Dataset records.
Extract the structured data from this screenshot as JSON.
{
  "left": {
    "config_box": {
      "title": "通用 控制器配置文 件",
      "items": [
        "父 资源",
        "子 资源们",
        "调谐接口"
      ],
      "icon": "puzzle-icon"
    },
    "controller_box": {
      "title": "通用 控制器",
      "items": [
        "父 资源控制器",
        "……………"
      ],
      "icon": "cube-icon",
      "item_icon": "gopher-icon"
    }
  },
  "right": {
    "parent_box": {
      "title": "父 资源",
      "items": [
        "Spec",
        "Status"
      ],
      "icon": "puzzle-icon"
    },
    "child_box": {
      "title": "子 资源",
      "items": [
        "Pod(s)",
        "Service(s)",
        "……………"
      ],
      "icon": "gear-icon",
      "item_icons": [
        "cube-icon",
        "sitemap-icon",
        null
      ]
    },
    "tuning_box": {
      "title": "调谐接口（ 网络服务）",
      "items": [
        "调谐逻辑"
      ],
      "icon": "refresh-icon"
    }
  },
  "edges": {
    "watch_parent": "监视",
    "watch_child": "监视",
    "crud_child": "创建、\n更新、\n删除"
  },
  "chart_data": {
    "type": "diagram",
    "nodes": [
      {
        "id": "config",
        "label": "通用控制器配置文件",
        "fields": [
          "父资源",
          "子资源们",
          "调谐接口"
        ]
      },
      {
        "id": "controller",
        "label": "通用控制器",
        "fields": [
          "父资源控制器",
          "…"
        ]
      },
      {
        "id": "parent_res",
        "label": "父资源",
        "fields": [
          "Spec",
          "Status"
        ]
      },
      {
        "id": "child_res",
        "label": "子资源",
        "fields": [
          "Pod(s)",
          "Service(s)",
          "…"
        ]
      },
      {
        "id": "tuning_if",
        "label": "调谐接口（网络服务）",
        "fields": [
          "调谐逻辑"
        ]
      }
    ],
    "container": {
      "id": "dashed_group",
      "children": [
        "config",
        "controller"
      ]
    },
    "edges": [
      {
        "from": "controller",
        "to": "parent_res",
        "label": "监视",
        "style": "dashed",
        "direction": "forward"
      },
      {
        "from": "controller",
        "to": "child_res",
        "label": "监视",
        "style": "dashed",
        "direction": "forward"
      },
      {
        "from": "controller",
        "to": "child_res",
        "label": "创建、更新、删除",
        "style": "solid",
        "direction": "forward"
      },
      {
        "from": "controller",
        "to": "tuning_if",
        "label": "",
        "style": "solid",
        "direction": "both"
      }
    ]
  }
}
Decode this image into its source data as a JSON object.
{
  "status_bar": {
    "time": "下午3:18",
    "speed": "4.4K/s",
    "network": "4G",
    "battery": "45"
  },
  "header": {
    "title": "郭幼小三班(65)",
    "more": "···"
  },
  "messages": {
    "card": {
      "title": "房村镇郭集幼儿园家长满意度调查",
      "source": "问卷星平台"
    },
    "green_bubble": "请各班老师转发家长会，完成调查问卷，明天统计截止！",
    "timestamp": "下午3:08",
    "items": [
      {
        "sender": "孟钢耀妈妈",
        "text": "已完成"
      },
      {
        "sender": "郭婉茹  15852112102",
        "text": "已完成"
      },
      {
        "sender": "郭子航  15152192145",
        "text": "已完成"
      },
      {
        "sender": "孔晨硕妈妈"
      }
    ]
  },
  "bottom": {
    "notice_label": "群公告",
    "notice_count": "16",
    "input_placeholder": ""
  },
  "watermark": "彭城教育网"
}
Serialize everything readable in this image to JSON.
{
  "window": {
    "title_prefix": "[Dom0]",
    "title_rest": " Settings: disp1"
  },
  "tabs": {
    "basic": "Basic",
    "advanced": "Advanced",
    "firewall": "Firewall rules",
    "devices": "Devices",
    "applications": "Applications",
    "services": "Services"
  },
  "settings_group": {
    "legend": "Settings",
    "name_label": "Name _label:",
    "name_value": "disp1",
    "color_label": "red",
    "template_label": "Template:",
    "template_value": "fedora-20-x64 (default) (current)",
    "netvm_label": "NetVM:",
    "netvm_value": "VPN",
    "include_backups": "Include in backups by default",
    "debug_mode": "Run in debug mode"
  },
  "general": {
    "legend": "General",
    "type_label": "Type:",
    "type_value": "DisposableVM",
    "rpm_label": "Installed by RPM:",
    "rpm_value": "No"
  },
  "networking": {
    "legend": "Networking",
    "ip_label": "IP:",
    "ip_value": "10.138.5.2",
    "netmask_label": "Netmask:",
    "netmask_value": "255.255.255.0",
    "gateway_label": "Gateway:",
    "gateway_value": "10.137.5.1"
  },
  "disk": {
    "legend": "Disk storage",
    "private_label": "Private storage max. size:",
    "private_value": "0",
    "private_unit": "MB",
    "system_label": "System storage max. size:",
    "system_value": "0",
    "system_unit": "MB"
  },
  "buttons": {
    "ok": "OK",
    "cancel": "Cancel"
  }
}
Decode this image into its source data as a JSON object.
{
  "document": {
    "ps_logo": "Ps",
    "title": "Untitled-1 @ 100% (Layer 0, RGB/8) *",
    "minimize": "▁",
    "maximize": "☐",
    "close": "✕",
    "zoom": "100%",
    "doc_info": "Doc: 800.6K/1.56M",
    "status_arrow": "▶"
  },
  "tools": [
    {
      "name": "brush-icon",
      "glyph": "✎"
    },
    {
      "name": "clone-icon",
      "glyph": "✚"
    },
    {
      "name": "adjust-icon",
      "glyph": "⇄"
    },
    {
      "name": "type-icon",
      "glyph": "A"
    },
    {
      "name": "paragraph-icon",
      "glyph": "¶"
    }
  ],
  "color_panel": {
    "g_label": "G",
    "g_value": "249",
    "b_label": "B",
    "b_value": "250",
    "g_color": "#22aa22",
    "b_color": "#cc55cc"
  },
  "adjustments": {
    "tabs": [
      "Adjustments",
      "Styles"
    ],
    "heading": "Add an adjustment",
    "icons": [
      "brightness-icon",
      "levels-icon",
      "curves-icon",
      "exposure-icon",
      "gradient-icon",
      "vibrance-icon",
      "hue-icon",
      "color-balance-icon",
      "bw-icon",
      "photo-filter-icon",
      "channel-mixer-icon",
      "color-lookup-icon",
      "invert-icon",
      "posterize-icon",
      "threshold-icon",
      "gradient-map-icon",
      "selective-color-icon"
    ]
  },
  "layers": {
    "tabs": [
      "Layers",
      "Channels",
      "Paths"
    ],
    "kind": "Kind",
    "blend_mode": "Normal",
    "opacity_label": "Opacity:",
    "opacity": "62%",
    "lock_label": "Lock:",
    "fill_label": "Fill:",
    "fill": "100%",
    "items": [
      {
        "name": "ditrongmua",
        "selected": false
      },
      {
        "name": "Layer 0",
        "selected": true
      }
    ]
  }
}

WHAT IS REQUIRED.
Please reproduce every line of the material word for word.

CORRECT ANSWER.
Extract the structured data from this screenshot as JSON.
{
  "left": {
    "config_box": {
      "title": "通用 控制器配置文 件",
      "items": [
        "父 资源",
        "子 资源们",
        "调谐接口"
      ],
      "icon": "puzzle-icon"
    },
    "controller_box": {
      "title": "通用 控制器",
      "items": [
        "父 资源控制器",
        "……………"
      ],
      "icon": "cube-icon",
      "item_icon": "gopher-icon"
    }
  },
  "right": {
    "parent_box": {
      "title": "父 资源",
      "items": [
        "Spec",
        "Status"
      ],
      "icon": "puzzle-icon"
    },
    "child_box": {
      "title": "子 资源",
      "items": [
        "Pod(s)",
        "Service(s)",
        "……………"
      ],
      "icon": "gear-icon",
      "item_icons": [
        "cube-icon",
        "sitemap-icon",
        null
      ]
    },
    "tuning_box": {
      "title": "调谐接口（ 网络服务）",
      "items": [
        "调谐逻辑"
      ],
      "icon": "refresh-icon"
    }
  },
  "edges": {
    "watch_parent": "监视",
    "watch_child": "监视",
    "crud_child": "创建、\n更新、\n删除"
  },
  "chart_data": {
    "type": "diagram",
    "nodes": [
      {
        "id": "config",
        "label": "通用控制器配置文件",
        "fields": [
          "父资源",
          "子资源们",
          "调谐接口"
        ]
      },
      {
        "id": "controller",
        "label": "通用控制器",
        "fields": [
          "父资源控制器",
          "…"
        ]
      },
      {
        "id": "parent_res",
        "label": "父资源",
        "fields": [
          "Spec",
          "Status"
        ]
      },
      {
        "id": "child_res",
        "label": "子资源",
        "fields": [
          "Pod(s)",
          "Service(s)",
          "…"
        ]
      },
      {
        "id": "tuning_if",
        "label": "调谐接口（网络服务）",
        "fields": [
          "调谐逻辑"
        ]
      }
    ],
    "container": {
      "id": "dashed_group",
      "children": [
        "config",
        "controller"
      ]
    },
    "edges": [
      {
        "from": "controller",
        "to": "parent_res",
        "label": "监视",
        "style": "dashed",
        "direction": "forward"
      },
      {
        "from": "controller",
        "to": "child_res",
        "label": "监视",
        "style": "dashed",
        "direction": "forward"
      },
      {
        "from": "controller",
        "to": "child_res",
        "label": "创建、更新、删除",
        "style": "solid",
        "direction": "forward"
      },
      {
        "from": "controller",
        "to": "tuning_if",
        "label": "",
        "style": "solid",
        "direction": "both"
      }
    ]
  }
}
Decode this image into its source data as a JSON object.
{
  "status_bar": {
    "time": "下午3:18",
    "speed": "4.4K/s",
    "network": "4G",
    "battery": "45"
  },
  "header": {
    "title": "郭幼小三班(65)",
    "more": "···"
  },
  "messages": {
    "card": {
      "title": "房村镇郭集幼儿园家长满意度调查",
      "source": "问卷星平台"
    },
    "green_bubble": "请各班老师转发家长会，完成调查问卷，明天统计截止！",
    "timestamp": "下午3:08",
    "items": [
      {
        "sender": "孟钢耀妈妈",
        "text": "已完成"
      },
      {
        "sender": "郭婉茹  15852112102",
        "text": "已完成"
      },
      {
        "sender": "郭子航  15152192145",
        "text": "已完成"
      },
      {
        "sender": "孔晨硕妈妈"
      }
    ]
  },
  "bottom": {
    "notice_label": "群公告",
    "notice_count": "16",
    "input_placeholder": ""
  },
  "watermark": "彭城教育网"
}
Serialize everything readable in this image to JSON.
{
  "window": {
    "title_prefix": "[Dom0]",
    "title_rest": " Settings: disp1"
  },
  "tabs": {
    "basic": "Basic",
    "advanced": "Advanced",
    "firewall": "Firewall rules",
    "devices": "Devices",
    "applications": "Applications",
    "services": "Services"
  },
  "settings_group": {
    "legend": "Settings",
    "name_label": "Name _label:",
    "name_value": "disp1",
    "color_label": "red",
    "template_label": "Template:",
    "template_value": "fedora-20-x64 (default) (current)",
    "netvm_label": "NetVM:",
    "netvm_value": "VPN",
    "include_backups": "Include in backups by default",
    "debug_mode": "Run in debug mode"
  },
  "general": {
    "legend": "General",
    "type_label": "Type:",
    "type_value": "DisposableVM",
    "rpm_label": "Installed by RPM:",
    "rpm_value": "No"
  },
  "networking": {
    "legend": "Networking",
    "ip_label": "IP:",
    "ip_value": "10.138.5.2",
    "netmask_label": "Netmask:",
    "netmask_value": "255.255.255.0",
    "gateway_label": "Gateway:",
    "gateway_value": "10.137.5.1"
  },
  "disk": {
    "legend": "Disk storage",
    "private_label": "Private storage max. size:",
    "private_value": "0",
    "private_unit": "MB",
    "system_label": "System storage max. size:",
    "system_value": "0",
    "system_unit": "MB"
  },
  "buttons": {
    "ok": "OK",
    "cancel": "Cancel"
  }
}
Decode this image into its source data as a JSON object.
{
  "document": {
    "ps_logo": "Ps",
    "title": "Untitled-1 @ 100% (Layer 0, RGB/8) *",
    "minimize": "▁",
    "maximize": "☐",
    "close": "✕",
    "zoom": "100%",
    "doc_info": "Doc: 800.6K/1.56M",
    "status_arrow": "▶"
  },
  "tools": [
    {
      "name": "brush-icon",
      "glyph": "✎"
    },
    {
      "name": "clone-icon",
      "glyph": "✚"
    },
    {
      "name": "adjust-icon",
      "glyph": "⇄"
    },
    {
      "name": "type-icon",
      "glyph": "A"
    },
    {
      "name": "paragraph-icon",
      "glyph": "¶"
    }
  ],
  "color_panel": {
    "g_label": "G",
    "g_value": "249",
    "b_label": "B",
    "b_value": "250",
    "g_color": "#22aa22",
    "b_color": "#cc55cc"
  },
  "adjustments": {
    "tabs": [
      "Adjustments",
      "Styles"
    ],
    "heading": "Add an adjustment",
    "icons": [
      "brightness-icon",
      "levels-icon",
      "curves-icon",
      "exposure-icon",
      "gradient-icon",
      "vibrance-icon",
      "hue-icon",
      "color-balance-icon",
      "bw-icon",
      "photo-filter-icon",
      "channel-mixer-icon",
      "color-lookup-icon",
      "invert-icon",
      "posterize-icon",
      "threshold-icon",
      "gradient-map-icon",
      "selective-color-icon"
    ]
  },
  "layers": {
    "tabs": [
      "Layers",
      "Channels",
      "Paths"
    ],
    "kind": "Kind",
    "blend_mode": "Normal",
    "opacity_label": "Opacity:",
    "opacity": "62%",
    "lock_label": "Lock:",
    "fill_label": "Fill:",
    "fill": "100%",
    "items": [
      {
        "name": "ditrongmua",
        "selected": false
      },
      {
        "name": "Layer 0",
        "selected": true
      }
    ]
  }
}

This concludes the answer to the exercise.